**Do this**. From the listing below, return each line that includes "color".

**Working data**.
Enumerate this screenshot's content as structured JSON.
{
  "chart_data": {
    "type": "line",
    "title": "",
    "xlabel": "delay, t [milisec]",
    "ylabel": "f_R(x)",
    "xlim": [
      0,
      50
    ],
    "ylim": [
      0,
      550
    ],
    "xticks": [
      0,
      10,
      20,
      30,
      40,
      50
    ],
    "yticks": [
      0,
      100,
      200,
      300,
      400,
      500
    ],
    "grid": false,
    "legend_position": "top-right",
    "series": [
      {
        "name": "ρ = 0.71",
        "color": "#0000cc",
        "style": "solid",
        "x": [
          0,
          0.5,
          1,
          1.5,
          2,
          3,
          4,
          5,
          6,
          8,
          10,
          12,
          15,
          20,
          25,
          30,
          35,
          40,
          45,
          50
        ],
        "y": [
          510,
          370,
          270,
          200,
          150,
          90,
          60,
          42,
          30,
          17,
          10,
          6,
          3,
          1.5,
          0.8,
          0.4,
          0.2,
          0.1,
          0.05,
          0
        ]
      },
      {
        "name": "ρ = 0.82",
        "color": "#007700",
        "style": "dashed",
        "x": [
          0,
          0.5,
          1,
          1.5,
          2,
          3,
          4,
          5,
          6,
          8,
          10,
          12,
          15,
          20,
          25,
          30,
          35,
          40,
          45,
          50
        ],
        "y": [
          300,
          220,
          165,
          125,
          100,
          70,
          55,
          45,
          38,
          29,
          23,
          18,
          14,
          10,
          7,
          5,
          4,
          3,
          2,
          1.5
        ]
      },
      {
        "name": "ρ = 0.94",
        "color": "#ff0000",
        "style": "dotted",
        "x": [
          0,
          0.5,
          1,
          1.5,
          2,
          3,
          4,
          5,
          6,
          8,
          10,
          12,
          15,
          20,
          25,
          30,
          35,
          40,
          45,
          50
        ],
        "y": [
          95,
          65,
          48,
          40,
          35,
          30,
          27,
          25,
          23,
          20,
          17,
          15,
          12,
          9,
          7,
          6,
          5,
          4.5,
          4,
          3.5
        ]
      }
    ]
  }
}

**Task response**.
        "color": "#0000cc",
        "color": "#007700",
        "color": "#ff0000",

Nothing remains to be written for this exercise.